[Records from a dataset]
--- start ---

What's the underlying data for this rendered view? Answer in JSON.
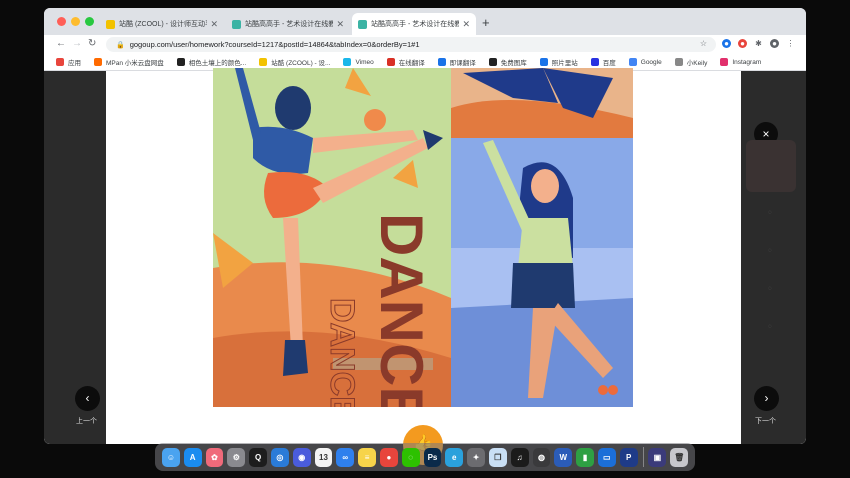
{
  "browser": {
    "tabs": [
      {
        "title": "站酷 (ZCOOL) - 设计师互动平台",
        "color": "#f2c200",
        "active": false
      },
      {
        "title": "站酷高高手 - 艺术设计在线教育",
        "color": "#3bb3a4",
        "active": false
      },
      {
        "title": "站酷高高手 - 艺术设计在线教育",
        "color": "#3bb3a4",
        "active": true
      }
    ],
    "new_tab": "+",
    "url": "gogoup.com/user/homework?courseId=1217&postId=14864&tabIndex=0&orderBy=1#1",
    "bookmarks": [
      {
        "label": "应用",
        "color": "#e8453c"
      },
      {
        "label": "MPan 小米云盘网盘",
        "color": "#ff6a00"
      },
      {
        "label": "相色土壤上的颜色...",
        "color": "#222222"
      },
      {
        "label": "站酷 (ZCOOL) - 设...",
        "color": "#f2c200"
      },
      {
        "label": "Vimeo",
        "color": "#1ab7ea"
      },
      {
        "label": "在线翻译",
        "color": "#d93025"
      },
      {
        "label": "即课翻译",
        "color": "#1a73e8"
      },
      {
        "label": "免费图库",
        "color": "#222222"
      },
      {
        "label": "照片里站",
        "color": "#1a73e8"
      },
      {
        "label": "百度",
        "color": "#2932e1"
      },
      {
        "label": "Google",
        "color": "#4285f4"
      },
      {
        "label": "小Keily",
        "color": "#888888"
      },
      {
        "label": "Instagram",
        "color": "#e1306c"
      }
    ]
  },
  "viewer": {
    "prev_label": "上一个",
    "next_label": "下一个",
    "close_symbol": "×",
    "prev_symbol": "‹",
    "next_symbol": "›",
    "like_symbol": "👍",
    "artwork_text_large": "DANCE",
    "artwork_text_small": "DANCE"
  },
  "dock": {
    "apps": [
      {
        "name": "finder-icon",
        "color": "#4aa3f0",
        "glyph": "☺"
      },
      {
        "name": "app-store-icon",
        "color": "#1a8cf0",
        "glyph": "A"
      },
      {
        "name": "photos-icon",
        "color": "#f06a7a",
        "glyph": "✿"
      },
      {
        "name": "settings-icon",
        "color": "#8a8a8f",
        "glyph": "⚙"
      },
      {
        "name": "qq-icon",
        "color": "#1d1d1d",
        "glyph": "Q"
      },
      {
        "name": "safari-icon",
        "color": "#2a7bd8",
        "glyph": "◎"
      },
      {
        "name": "siri-icon",
        "color": "#4a5cdc",
        "glyph": "◉"
      },
      {
        "name": "calendar-icon",
        "color": "#f4f4f4",
        "glyph": "13"
      },
      {
        "name": "connect-icon",
        "color": "#2f80ed",
        "glyph": "∞"
      },
      {
        "name": "notes-icon",
        "color": "#f7d44a",
        "glyph": "≡"
      },
      {
        "name": "chrome-icon",
        "color": "#e8453c",
        "glyph": "●"
      },
      {
        "name": "wechat-icon",
        "color": "#2dc100",
        "glyph": "◌"
      },
      {
        "name": "photoshop-icon",
        "color": "#0a2a4a",
        "glyph": "Ps"
      },
      {
        "name": "browser-icon",
        "color": "#2aa1dc",
        "glyph": "e"
      },
      {
        "name": "launchpad-icon",
        "color": "#6c6c70",
        "glyph": "✦"
      },
      {
        "name": "preview-icon",
        "color": "#c9dff5",
        "glyph": "❐"
      },
      {
        "name": "music-icon",
        "color": "#1b1b1b",
        "glyph": "♫"
      },
      {
        "name": "camera-icon",
        "color": "#3a3a3c",
        "glyph": "◍"
      },
      {
        "name": "word-icon",
        "color": "#2b5cb8",
        "glyph": "W"
      },
      {
        "name": "numbers-icon",
        "color": "#2ea043",
        "glyph": "▮"
      },
      {
        "name": "keynote-icon",
        "color": "#1c6fd8",
        "glyph": "▭"
      },
      {
        "name": "paypal-icon",
        "color": "#1f3b88",
        "glyph": "P"
      },
      {
        "name": "keynote-doc-icon",
        "color": "#3b3b7a",
        "glyph": "▣"
      },
      {
        "name": "trash-icon",
        "color": "#c7c7cc",
        "glyph": "🗑"
      }
    ]
  }
}
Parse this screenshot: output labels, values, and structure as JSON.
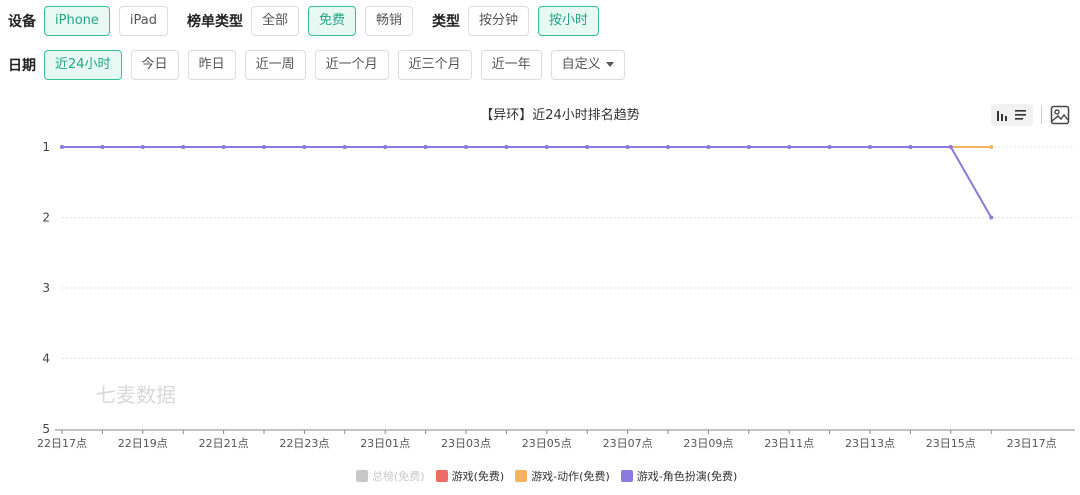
{
  "filters": {
    "device": {
      "label": "设备",
      "options": [
        "iPhone",
        "iPad"
      ],
      "active": "iPhone"
    },
    "chart_type": {
      "label": "榜单类型",
      "options": [
        "全部",
        "免费",
        "畅销"
      ],
      "active": "免费"
    },
    "type": {
      "label": "类型",
      "options": [
        "按分钟",
        "按小时"
      ],
      "active": "按小时"
    },
    "date": {
      "label": "日期",
      "options": [
        "近24小时",
        "今日",
        "昨日",
        "近一周",
        "近一个月",
        "近三个月",
        "近一年"
      ],
      "active": "近24小时",
      "custom_label": "自定义"
    }
  },
  "toolbar": {
    "bar_icon": "bar-chart-icon",
    "list_icon": "list-icon",
    "save_icon": "image-icon"
  },
  "chart_data": {
    "type": "line",
    "title": "【异环】近24小时排名趋势",
    "watermark": "七麦数据",
    "ylim": [
      5,
      1
    ],
    "y_ticks": [
      1,
      2,
      3,
      4,
      5
    ],
    "y_reversed": true,
    "x": [
      "22日17点",
      "22日18点",
      "22日19点",
      "22日20点",
      "22日21点",
      "22日22点",
      "22日23点",
      "23日00点",
      "23日01点",
      "23日02点",
      "23日03点",
      "23日04点",
      "23日05点",
      "23日06点",
      "23日07点",
      "23日08点",
      "23日09点",
      "23日10点",
      "23日11点",
      "23日12点",
      "23日13点",
      "23日14点",
      "23日15点",
      "23日16点"
    ],
    "x_tick_labels": [
      "22日17点",
      "22日19点",
      "22日21点",
      "22日23点",
      "23日01点",
      "23日03点",
      "23日05点",
      "23日07点",
      "23日09点",
      "23日11点",
      "23日13点",
      "23日15点",
      "23日17点"
    ],
    "series": [
      {
        "name": "总榜(免费)",
        "color": "#c8c8c8",
        "disabled": true,
        "values": []
      },
      {
        "name": "游戏(免费)",
        "color": "#ef6b63",
        "disabled": false,
        "values": []
      },
      {
        "name": "游戏-动作(免费)",
        "color": "#f5b35f",
        "disabled": false,
        "values": [
          1,
          1,
          1,
          1,
          1,
          1,
          1,
          1,
          1,
          1,
          1,
          1,
          1,
          1,
          1,
          1,
          1,
          1,
          1,
          1,
          1,
          1,
          1,
          1
        ]
      },
      {
        "name": "游戏-角色扮演(免费)",
        "color": "#8a7ae0",
        "disabled": false,
        "values": [
          1,
          1,
          1,
          1,
          1,
          1,
          1,
          1,
          1,
          1,
          1,
          1,
          1,
          1,
          1,
          1,
          1,
          1,
          1,
          1,
          1,
          1,
          1,
          2
        ]
      }
    ],
    "grid": true,
    "legend_position": "bottom-center"
  }
}
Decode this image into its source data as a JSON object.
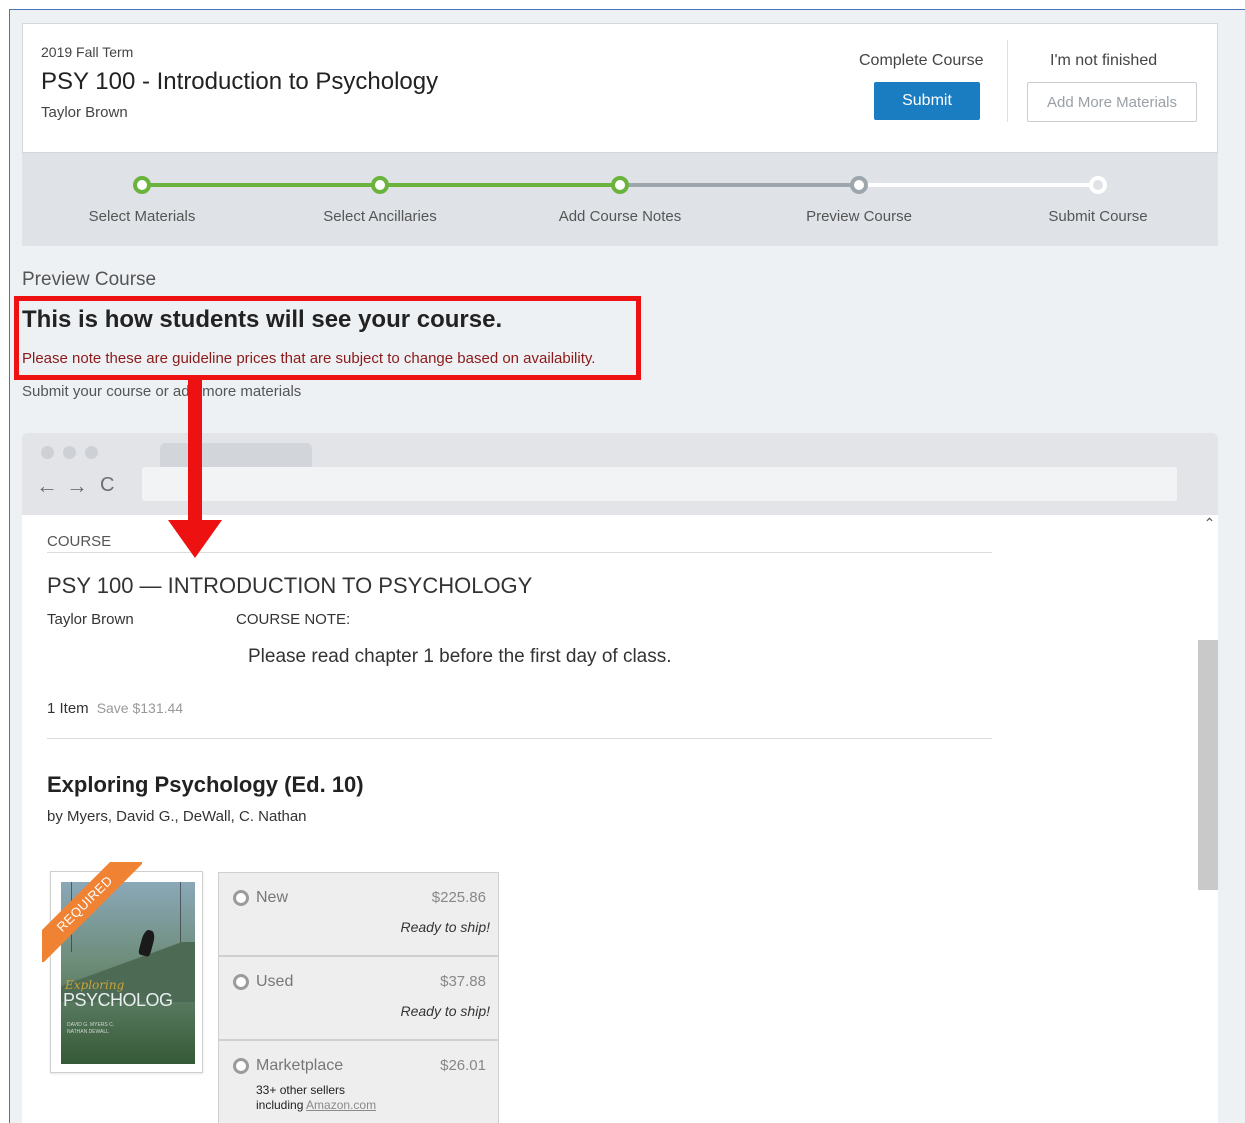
{
  "header": {
    "term": "2019 Fall Term",
    "course_title": "PSY 100 - Introduction to Psychology",
    "instructor": "Taylor Brown",
    "complete_label": "Complete Course",
    "submit_label": "Submit",
    "not_finished_label": "I'm not finished",
    "add_more_label": "Add More Materials"
  },
  "steps": {
    "items": [
      {
        "label": "Select Materials",
        "state": "complete"
      },
      {
        "label": "Select Ancillaries",
        "state": "complete"
      },
      {
        "label": "Add Course Notes",
        "state": "complete"
      },
      {
        "label": "Preview Course",
        "state": "current"
      },
      {
        "label": "Submit Course",
        "state": "pending"
      }
    ],
    "colors": {
      "complete": "#6ab43e",
      "current": "#9ea6ad",
      "pending": "#ffffff"
    }
  },
  "preview": {
    "heading": "Preview Course",
    "subheading": "This is how students will see your course.",
    "guideline_note": "Please note these are guideline prices that are subject to change based on availability.",
    "submit_text": "Submit your course or add more materials"
  },
  "browser": {
    "back_icon": "←",
    "forward_icon": "→",
    "reload_icon": "C"
  },
  "student_view": {
    "section_label": "COURSE",
    "course_title": "PSY 100 — INTRODUCTION TO PSYCHOLOGY",
    "instructor": "Taylor Brown",
    "note_label": "COURSE NOTE:",
    "note_text": "Please read chapter 1 before the first day of class.",
    "items_count": "1 Item",
    "savings": "Save $131.44",
    "book": {
      "title": "Exploring Psychology (Ed. 10)",
      "authors": "by Myers, David G., DeWall, C. Nathan",
      "badge": "REQUIRED",
      "cover_subtitle": "Exploring",
      "cover_title": "PSYCHOLOG",
      "cover_authors": "DAVID G. MYERS C. NATHAN DEWALL"
    },
    "options": [
      {
        "label": "New",
        "price": "$225.86",
        "availability": "Ready to ship!"
      },
      {
        "label": "Used",
        "price": "$37.88",
        "availability": "Ready to ship!"
      },
      {
        "label": "Marketplace",
        "price": "$26.01",
        "sellers_line1": "33+ other sellers",
        "sellers_line2": "including",
        "sellers_link": "Amazon.com"
      }
    ]
  },
  "annotation": {
    "highlight_color": "#ee1111"
  }
}
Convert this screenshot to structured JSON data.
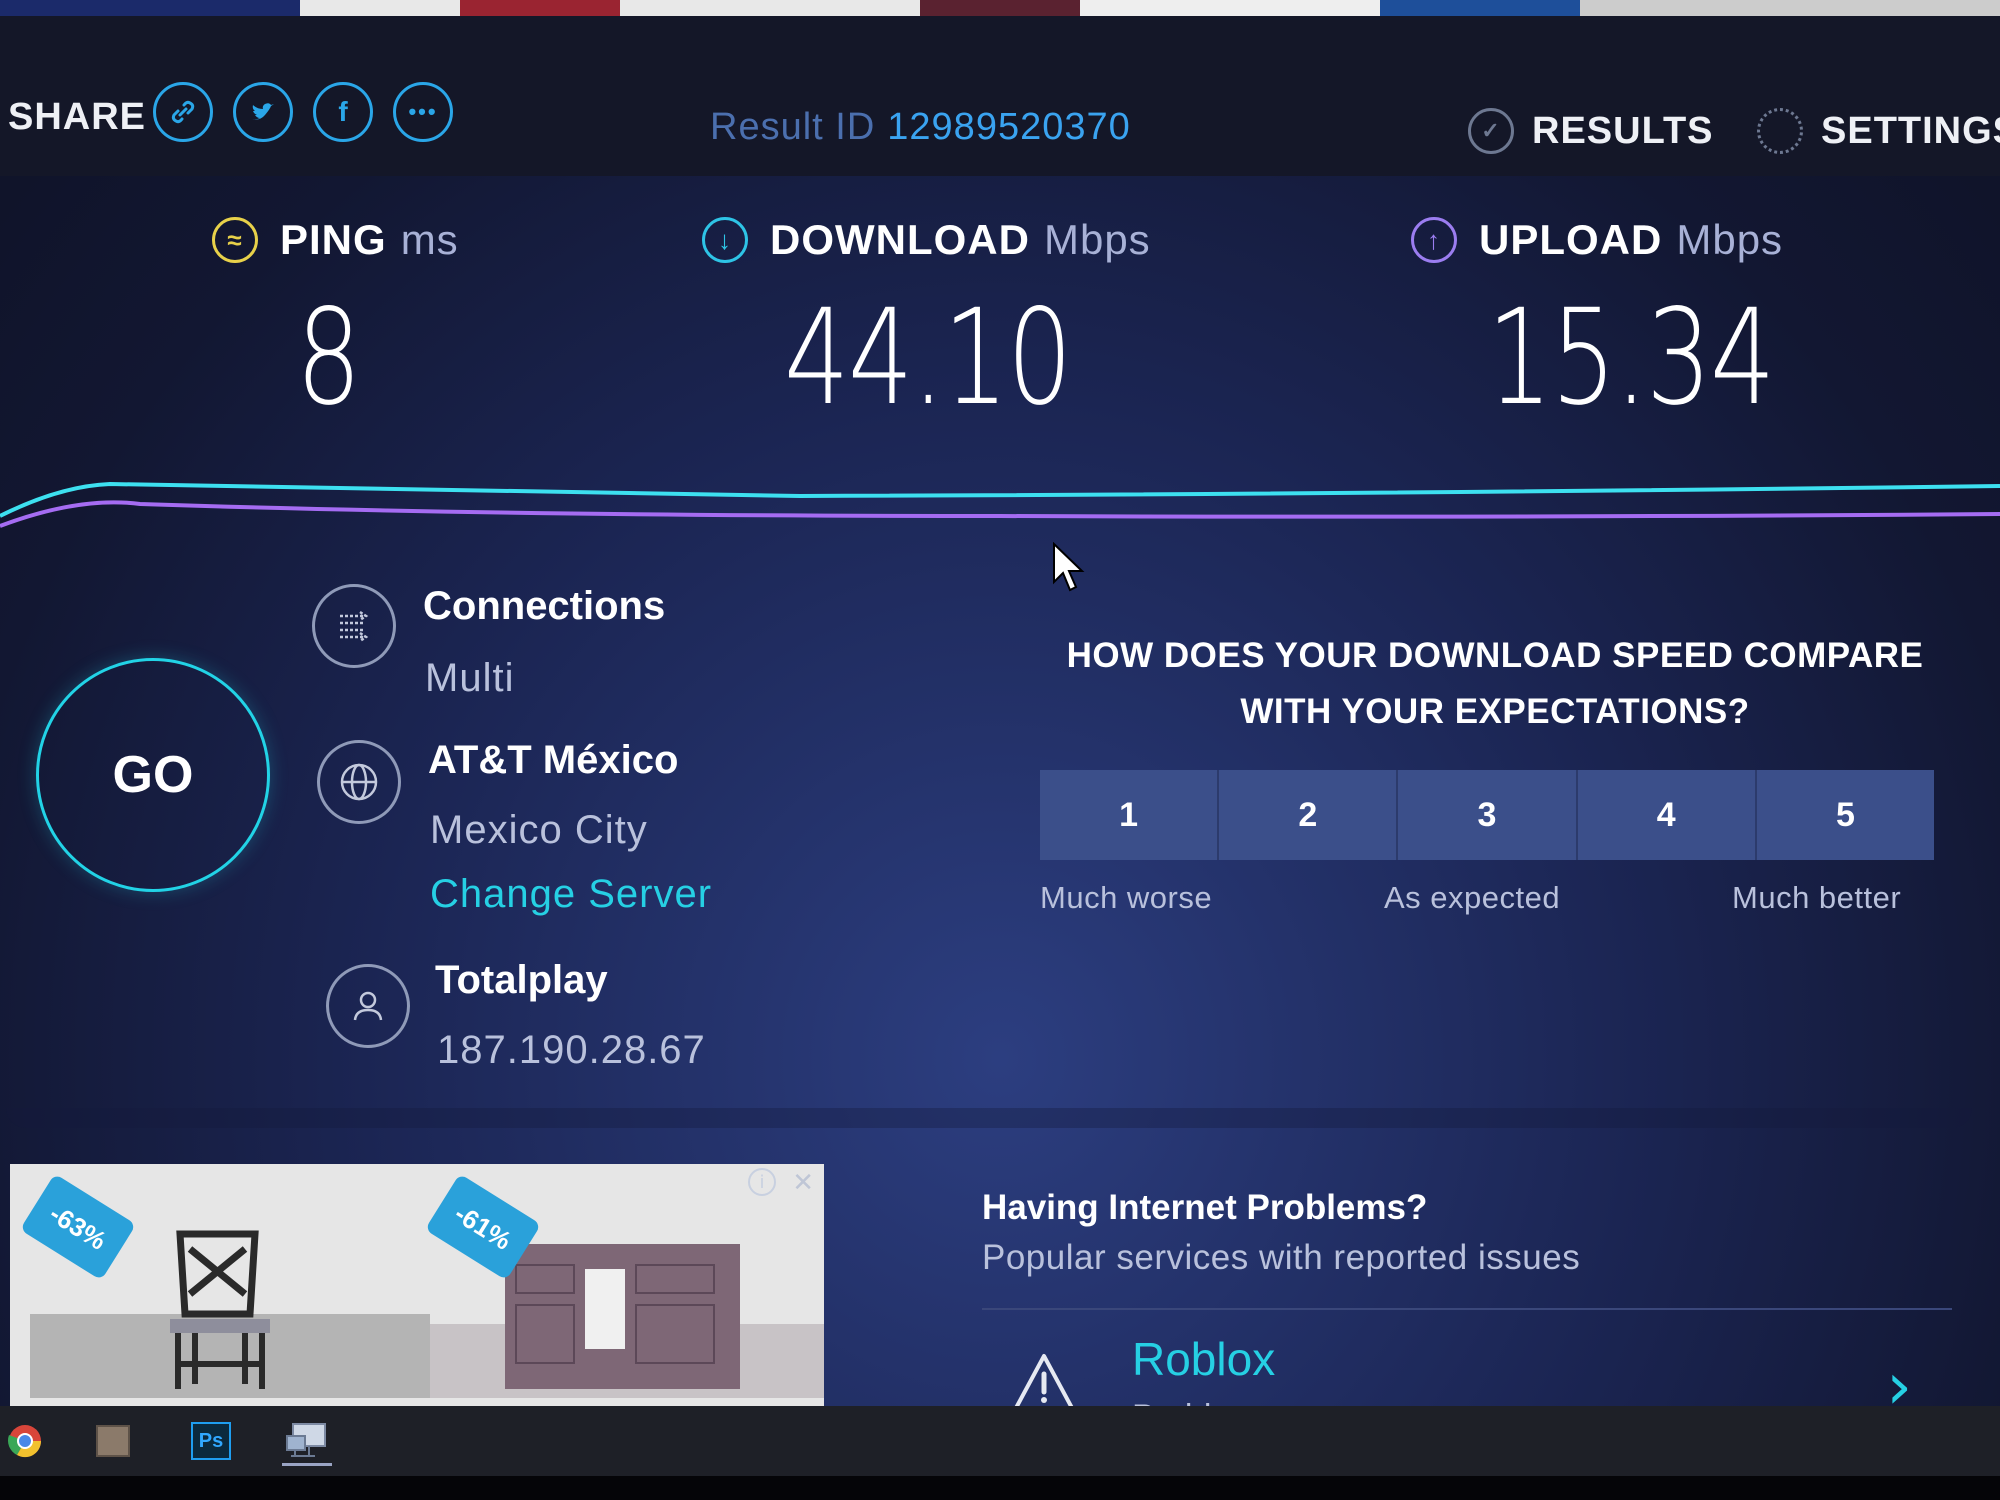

--- end ---

Check all the records above and select each line where the string "Please" is found.

▸ THE RESULT
    "guideline_note": "Please note these are guideline prices that are subject to change based on availability.",
    "note_text": "Please read chapter 1 before the first day of class.",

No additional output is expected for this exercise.